> _To do_
Reproduce every entry exactly.

Extracted data entries

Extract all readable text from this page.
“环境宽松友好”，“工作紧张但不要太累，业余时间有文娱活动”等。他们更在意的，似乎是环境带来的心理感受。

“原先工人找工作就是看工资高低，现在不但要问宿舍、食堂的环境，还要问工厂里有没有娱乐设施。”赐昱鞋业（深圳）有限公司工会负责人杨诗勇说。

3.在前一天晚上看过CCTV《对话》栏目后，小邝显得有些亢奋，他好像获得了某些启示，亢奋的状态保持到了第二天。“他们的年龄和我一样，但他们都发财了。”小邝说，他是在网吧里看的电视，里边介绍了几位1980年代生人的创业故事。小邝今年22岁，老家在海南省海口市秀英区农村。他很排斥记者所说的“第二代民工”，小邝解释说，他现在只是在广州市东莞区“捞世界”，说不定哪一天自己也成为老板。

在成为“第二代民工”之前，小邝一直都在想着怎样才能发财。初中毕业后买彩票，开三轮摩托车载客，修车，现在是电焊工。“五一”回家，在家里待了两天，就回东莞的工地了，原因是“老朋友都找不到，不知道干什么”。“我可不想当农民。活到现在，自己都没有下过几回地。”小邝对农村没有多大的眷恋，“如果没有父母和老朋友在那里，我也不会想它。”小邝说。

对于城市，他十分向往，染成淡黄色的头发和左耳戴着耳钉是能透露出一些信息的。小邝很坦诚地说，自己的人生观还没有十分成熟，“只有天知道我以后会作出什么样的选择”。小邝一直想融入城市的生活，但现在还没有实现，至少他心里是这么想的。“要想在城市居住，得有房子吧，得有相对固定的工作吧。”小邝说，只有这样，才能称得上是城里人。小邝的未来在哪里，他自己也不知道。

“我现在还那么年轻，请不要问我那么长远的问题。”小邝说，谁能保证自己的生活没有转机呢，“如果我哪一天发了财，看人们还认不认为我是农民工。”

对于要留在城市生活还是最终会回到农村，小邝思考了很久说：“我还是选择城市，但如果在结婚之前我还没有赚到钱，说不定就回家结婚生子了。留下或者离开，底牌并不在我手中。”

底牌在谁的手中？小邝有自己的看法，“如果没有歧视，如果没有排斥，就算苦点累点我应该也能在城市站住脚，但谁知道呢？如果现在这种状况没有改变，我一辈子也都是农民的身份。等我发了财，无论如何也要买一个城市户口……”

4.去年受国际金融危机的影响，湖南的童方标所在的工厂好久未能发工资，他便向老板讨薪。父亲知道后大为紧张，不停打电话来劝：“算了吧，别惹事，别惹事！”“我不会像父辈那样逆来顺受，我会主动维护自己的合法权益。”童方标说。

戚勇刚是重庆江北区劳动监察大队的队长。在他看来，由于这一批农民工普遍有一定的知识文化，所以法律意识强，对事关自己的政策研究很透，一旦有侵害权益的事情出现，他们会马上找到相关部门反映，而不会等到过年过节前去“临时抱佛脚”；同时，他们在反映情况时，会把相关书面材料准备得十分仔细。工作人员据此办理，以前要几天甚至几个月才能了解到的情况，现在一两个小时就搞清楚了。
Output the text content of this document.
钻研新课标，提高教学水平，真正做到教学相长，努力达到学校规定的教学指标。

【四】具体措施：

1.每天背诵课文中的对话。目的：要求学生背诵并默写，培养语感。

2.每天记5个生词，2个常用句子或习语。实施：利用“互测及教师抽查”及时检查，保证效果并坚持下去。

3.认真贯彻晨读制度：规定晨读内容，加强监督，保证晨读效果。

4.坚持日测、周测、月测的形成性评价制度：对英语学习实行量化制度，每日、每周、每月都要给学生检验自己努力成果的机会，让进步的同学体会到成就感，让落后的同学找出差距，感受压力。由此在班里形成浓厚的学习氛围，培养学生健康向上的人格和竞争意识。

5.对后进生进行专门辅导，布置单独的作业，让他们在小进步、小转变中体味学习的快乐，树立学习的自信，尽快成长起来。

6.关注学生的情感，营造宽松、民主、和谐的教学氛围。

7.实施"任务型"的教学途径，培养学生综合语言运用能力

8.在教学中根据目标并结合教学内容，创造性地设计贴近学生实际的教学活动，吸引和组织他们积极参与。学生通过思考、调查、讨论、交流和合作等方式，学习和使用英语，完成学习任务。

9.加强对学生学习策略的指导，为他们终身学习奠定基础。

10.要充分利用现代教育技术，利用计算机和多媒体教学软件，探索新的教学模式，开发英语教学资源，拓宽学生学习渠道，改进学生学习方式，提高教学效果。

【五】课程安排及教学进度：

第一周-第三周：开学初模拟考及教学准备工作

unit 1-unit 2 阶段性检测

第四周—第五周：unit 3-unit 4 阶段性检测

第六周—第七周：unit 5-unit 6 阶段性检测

> _Task response_
Extract all readable text from this page.
“环境宽松友好”，“工作紧张但不要太累，业余时间有文娱活动”等。他们更在意的，似乎是环境带来的心理感受。

“原先工人找工作就是看工资高低，现在不但要问宿舍、食堂的环境，还要问工厂里有没有娱乐设施。”赐昱鞋业（深圳）有限公司工会负责人杨诗勇说。

3.在前一天晚上看过CCTV《对话》栏目后，小邝显得有些亢奋，他好像获得了某些启示，亢奋的状态保持到了第二天。“他们的年龄和我一样，但他们都发财了。”小邝说，他是在网吧里看的电视，里边介绍了几位1980年代生人的创业故事。小邝今年22岁，老家在海南省海口市秀英区农村。他很排斥记者所说的“第二代民工”，小邝解释说，他现在只是在广州市东莞区“捞世界”，说不定哪一天自己也成为老板。

在成为“第二代民工”之前，小邝一直都在想着怎样才能发财。初中毕业后买彩票，开三轮摩托车载客，修车，现在是电焊工。“五一”回家，在家里待了两天，就回东莞的工地了，原因是“老朋友都找不到，不知道干什么”。“我可不想当农民。活到现在，自己都没有下过几回地。”小邝对农村没有多大的眷恋，“如果没有父母和老朋友在那里，我也不会想它。”小邝说。

对于城市，他十分向往，染成淡黄色的头发和左耳戴着耳钉是能透露出一些信息的。小邝很坦诚地说，自己的人生观还没有十分成熟，“只有天知道我以后会作出什么样的选择”。小邝一直想融入城市的生活，但现在还没有实现，至少他心里是这么想的。“要想在城市居住，得有房子吧，得有相对固定的工作吧。”小邝说，只有这样，才能称得上是城里人。小邝的未来在哪里，他自己也不知道。

“我现在还那么年轻，请不要问我那么长远的问题。”小邝说，谁能保证自己的生活没有转机呢，“如果我哪一天发了财，看人们还认不认为我是农民工。”

对于要留在城市生活还是最终会回到农村，小邝思考了很久说：“我还是选择城市，但如果在结婚之前我还没有赚到钱，说不定就回家结婚生子了。留下或者离开，底牌并不在我手中。”

底牌在谁的手中？小邝有自己的看法，“如果没有歧视，如果没有排斥，就算苦点累点我应该也能在城市站住脚，但谁知道呢？如果现在这种状况没有改变，我一辈子也都是农民的身份。等我发了财，无论如何也要买一个城市户口……”

4.去年受国际金融危机的影响，湖南的童方标所在的工厂好久未能发工资，他便向老板讨薪。父亲知道后大为紧张，不停打电话来劝：“算了吧，别惹事，别惹事！”“我不会像父辈那样逆来顺受，我会主动维护自己的合法权益。”童方标说。

戚勇刚是重庆江北区劳动监察大队的队长。在他看来，由于这一批农民工普遍有一定的知识文化，所以法律意识强，对事关自己的政策研究很透，一旦有侵害权益的事情出现，他们会马上找到相关部门反映，而不会等到过年过节前去“临时抱佛脚”；同时，他们在反映情况时，会把相关书面材料准备得十分仔细。工作人员据此办理，以前要几天甚至几个月才能了解到的情况，现在一两个小时就搞清楚了。
Output the text content of this document.
钻研新课标，提高教学水平，真正做到教学相长，努力达到学校规定的教学指标。

【四】具体措施：

1.每天背诵课文中的对话。目的：要求学生背诵并默写，培养语感。

2.每天记5个生词，2个常用句子或习语。实施：利用“互测及教师抽查”及时检查，保证效果并坚持下去。

3.认真贯彻晨读制度：规定晨读内容，加强监督，保证晨读效果。

4.坚持日测、周测、月测的形成性评价制度：对英语学习实行量化制度，每日、每周、每月都要给学生检验自己努力成果的机会，让进步的同学体会到成就感，让落后的同学找出差距，感受压力。由此在班里形成浓厚的学习氛围，培养学生健康向上的人格和竞争意识。

5.对后进生进行专门辅导，布置单独的作业，让他们在小进步、小转变中体味学习的快乐，树立学习的自信，尽快成长起来。

6.关注学生的情感，营造宽松、民主、和谐的教学氛围。

7.实施"任务型"的教学途径，培养学生综合语言运用能力

8.在教学中根据目标并结合教学内容，创造性地设计贴近学生实际的教学活动，吸引和组织他们积极参与。学生通过思考、调查、讨论、交流和合作等方式，学习和使用英语，完成学习任务。

9.加强对学生学习策略的指导，为他们终身学习奠定基础。

10.要充分利用现代教育技术，利用计算机和多媒体教学软件，探索新的教学模式，开发英语教学资源，拓宽学生学习渠道，改进学生学习方式，提高教学效果。

【五】课程安排及教学进度：

第一周-第三周：开学初模拟考及教学准备工作

unit 1-unit 2 阶段性检测

第四周—第五周：unit 3-unit 4 阶段性检测

第六周—第七周：unit 5-unit 6 阶段性检测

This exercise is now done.